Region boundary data
------------

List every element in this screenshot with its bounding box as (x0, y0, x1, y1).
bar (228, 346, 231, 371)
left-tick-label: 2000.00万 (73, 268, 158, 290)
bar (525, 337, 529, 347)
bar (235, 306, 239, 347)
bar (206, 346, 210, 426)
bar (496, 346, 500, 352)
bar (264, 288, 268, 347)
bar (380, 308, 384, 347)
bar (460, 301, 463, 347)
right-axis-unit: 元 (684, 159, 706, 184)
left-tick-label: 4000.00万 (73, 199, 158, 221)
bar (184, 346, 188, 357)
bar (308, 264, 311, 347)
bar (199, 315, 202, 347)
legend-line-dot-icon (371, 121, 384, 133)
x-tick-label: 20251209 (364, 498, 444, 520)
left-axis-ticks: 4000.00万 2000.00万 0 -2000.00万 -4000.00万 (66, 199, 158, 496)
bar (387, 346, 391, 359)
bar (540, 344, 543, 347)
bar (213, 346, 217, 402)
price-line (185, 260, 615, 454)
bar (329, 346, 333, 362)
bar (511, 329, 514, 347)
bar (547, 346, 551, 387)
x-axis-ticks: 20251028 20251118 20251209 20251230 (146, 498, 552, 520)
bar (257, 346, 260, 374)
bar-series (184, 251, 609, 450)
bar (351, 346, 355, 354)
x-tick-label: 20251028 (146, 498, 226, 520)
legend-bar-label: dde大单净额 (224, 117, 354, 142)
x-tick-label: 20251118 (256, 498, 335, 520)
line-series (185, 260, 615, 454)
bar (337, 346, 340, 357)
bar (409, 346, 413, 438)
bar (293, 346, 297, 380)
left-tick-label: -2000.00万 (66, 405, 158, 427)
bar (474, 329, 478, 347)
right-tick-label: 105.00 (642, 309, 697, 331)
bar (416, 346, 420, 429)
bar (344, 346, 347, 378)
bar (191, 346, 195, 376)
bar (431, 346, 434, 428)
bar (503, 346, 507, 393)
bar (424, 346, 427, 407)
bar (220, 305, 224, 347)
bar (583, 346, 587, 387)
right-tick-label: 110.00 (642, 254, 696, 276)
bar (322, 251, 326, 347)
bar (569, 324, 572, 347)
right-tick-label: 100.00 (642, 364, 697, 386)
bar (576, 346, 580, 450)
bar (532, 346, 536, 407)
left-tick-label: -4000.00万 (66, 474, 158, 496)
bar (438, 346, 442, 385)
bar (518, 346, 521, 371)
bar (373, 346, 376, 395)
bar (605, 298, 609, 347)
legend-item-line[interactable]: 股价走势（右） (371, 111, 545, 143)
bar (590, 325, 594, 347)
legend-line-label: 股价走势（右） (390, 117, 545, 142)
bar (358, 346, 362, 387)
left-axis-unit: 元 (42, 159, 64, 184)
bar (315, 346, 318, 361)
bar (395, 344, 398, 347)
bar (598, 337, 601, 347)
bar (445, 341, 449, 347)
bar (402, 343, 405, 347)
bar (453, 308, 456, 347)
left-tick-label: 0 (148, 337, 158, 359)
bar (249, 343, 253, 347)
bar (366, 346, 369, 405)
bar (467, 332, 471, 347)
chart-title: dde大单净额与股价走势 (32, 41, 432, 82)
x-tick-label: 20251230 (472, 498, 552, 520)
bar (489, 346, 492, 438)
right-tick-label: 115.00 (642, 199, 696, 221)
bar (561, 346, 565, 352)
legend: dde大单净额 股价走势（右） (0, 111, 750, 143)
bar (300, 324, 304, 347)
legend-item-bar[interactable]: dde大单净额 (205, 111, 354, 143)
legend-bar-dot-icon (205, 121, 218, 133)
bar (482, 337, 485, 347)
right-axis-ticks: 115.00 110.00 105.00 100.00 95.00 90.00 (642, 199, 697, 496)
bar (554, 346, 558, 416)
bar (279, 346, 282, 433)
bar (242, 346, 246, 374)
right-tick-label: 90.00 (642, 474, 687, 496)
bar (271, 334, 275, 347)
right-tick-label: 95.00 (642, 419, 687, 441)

------------

== GIVEN PROBLEM ==
Recast every line of the data above as a Markdown table with two columns, Row and Line text, and leave out any blank lines.

== RESULT FOR THIS EXERCISE ==
| Row | Line text |
|---|---|
| 1 | List every element in this screenshot with its bounding box as (x0, y0, x1, y1). |
| 2 | bar (228, 346, 231, 371) |
| 3 | left-tick-label: 2000.00万 (73, 268, 158, 290) |
| 4 | bar (525, 337, 529, 347) |
| 5 | bar (235, 306, 239, 347) |
| 6 | bar (206, 346, 210, 426) |
| 7 | bar (496, 346, 500, 352) |
| 8 | bar (264, 288, 268, 347) |
| 9 | bar (380, 308, 384, 347) |
| 10 | bar (460, 301, 463, 347) |
| 11 | right-axis-unit: 元 (684, 159, 706, 184) |
| 12 | left-tick-label: 4000.00万 (73, 199, 158, 221) |
| 13 | bar (184, 346, 188, 357) |
| 14 | bar (308, 264, 311, 347) |
| 15 | bar (199, 315, 202, 347) |
| 16 | legend-line-dot-icon (371, 121, 384, 133) |
| 17 | x-tick-label: 20251209 (364, 498, 444, 520) |
| 18 | left-axis-ticks: 4000.00万 2000.00万 0 -2000.00万 -4000.00万 (66, 199, 158, 496) |
| 19 | bar (387, 346, 391, 359) |
| 20 | bar (540, 344, 543, 347) |
| 21 | bar (213, 346, 217, 402) |
| 22 | price-line (185, 260, 615, 454) |
| 23 | bar (329, 346, 333, 362) |
| 24 | bar (511, 329, 514, 347) |
| 25 | bar (547, 346, 551, 387) |
| 26 | x-axis-ticks: 20251028 20251118 20251209 20251230 (146, 498, 552, 520) |
| 27 | bar (257, 346, 260, 374) |
| 28 | bar-series (184, 251, 609, 450) |
| 29 | bar (351, 346, 355, 354) |
| 30 | x-tick-label: 20251028 (146, 498, 226, 520) |
| 31 | legend-bar-label: dde大单净额 (224, 117, 354, 142) |
| 32 | x-tick-label: 20251118 (256, 498, 335, 520) |
| 33 | line-series (185, 260, 615, 454) |
| 34 | bar (337, 346, 340, 357) |
| 35 | bar (409, 346, 413, 438) |
| 36 | bar (293, 346, 297, 380) |
| 37 | left-tick-label: -2000.00万 (66, 405, 158, 427) |
| 38 | bar (474, 329, 478, 347) |
| 39 | right-tick-label: 105.00 (642, 309, 697, 331) |
| 40 | bar (416, 346, 420, 429) |
| 41 | bar (344, 346, 347, 378) |
| 42 | bar (191, 346, 195, 376) |
| 43 | bar (431, 346, 434, 428) |
| 44 | bar (503, 346, 507, 393) |
| 45 | bar (424, 346, 427, 407) |
| 46 | bar (220, 305, 224, 347) |
| 47 | bar (583, 346, 587, 387) |
| 48 | right-tick-label: 110.00 (642, 254, 696, 276) |
| 49 | bar (322, 251, 326, 347) |
| 50 | bar (569, 324, 572, 347) |
| 51 | right-tick-label: 100.00 (642, 364, 697, 386) |
| 52 | bar (576, 346, 580, 450) |
| 53 | bar (532, 346, 536, 407) |
| 54 | left-tick-label: -4000.00万 (66, 474, 158, 496) |
| 55 | bar (438, 346, 442, 385) |
| 56 | bar (518, 346, 521, 371) |
| 57 | bar (373, 346, 376, 395) |
| 58 | bar (605, 298, 609, 347) |
| 59 | legend-item-line[interactable]: 股价走势（右） (371, 111, 545, 143) |
| 60 | bar (590, 325, 594, 347) |
| 61 | legend-line-label: 股价走势（右） (390, 117, 545, 142) |
| 62 | bar (358, 346, 362, 387) |
| 63 | left-axis-unit: 元 (42, 159, 64, 184) |
| 64 | bar (315, 346, 318, 361) |
| 65 | bar (395, 344, 398, 347) |
| 66 | bar (598, 337, 601, 347) |
| 67 | bar (445, 341, 449, 347) |
| 68 | bar (402, 343, 405, 347) |
| 69 | bar (453, 308, 456, 347) |
| 70 | left-tick-label: 0 (148, 337, 158, 359) |
| 71 | bar (249, 343, 253, 347) |
| 72 | bar (366, 346, 369, 405) |
| 73 | bar (467, 332, 471, 347) |
| 74 | chart-title: dde大单净额与股价走势 (32, 41, 432, 82) |
| 75 | x-tick-label: 20251230 (472, 498, 552, 520) |
| 76 | bar (489, 346, 492, 438) |
| 77 | right-tick-label: 115.00 (642, 199, 696, 221) |
| 78 | bar (561, 346, 565, 352) |
| 79 | legend: dde大单净额 股价走势（右） (0, 111, 750, 143) |
| 80 | bar (300, 324, 304, 347) |
| 81 | legend-item-bar[interactable]: dde大单净额 (205, 111, 354, 143) |
| 82 | legend-bar-dot-icon (205, 121, 218, 133) |
| 83 | bar (482, 337, 485, 347) |
| 84 | right-axis-ticks: 115.00 110.00 105.00 100.00 95.00 90.00 (642, 199, 697, 496) |
| 85 | bar (554, 346, 558, 416) |
| 86 | bar (279, 346, 282, 433) |
| 87 | bar (242, 346, 246, 374) |
| 88 | right-tick-label: 90.00 (642, 474, 687, 496) |
| 89 | bar (271, 334, 275, 347) |
| 90 | right-tick-label: 95.00 (642, 419, 687, 441) |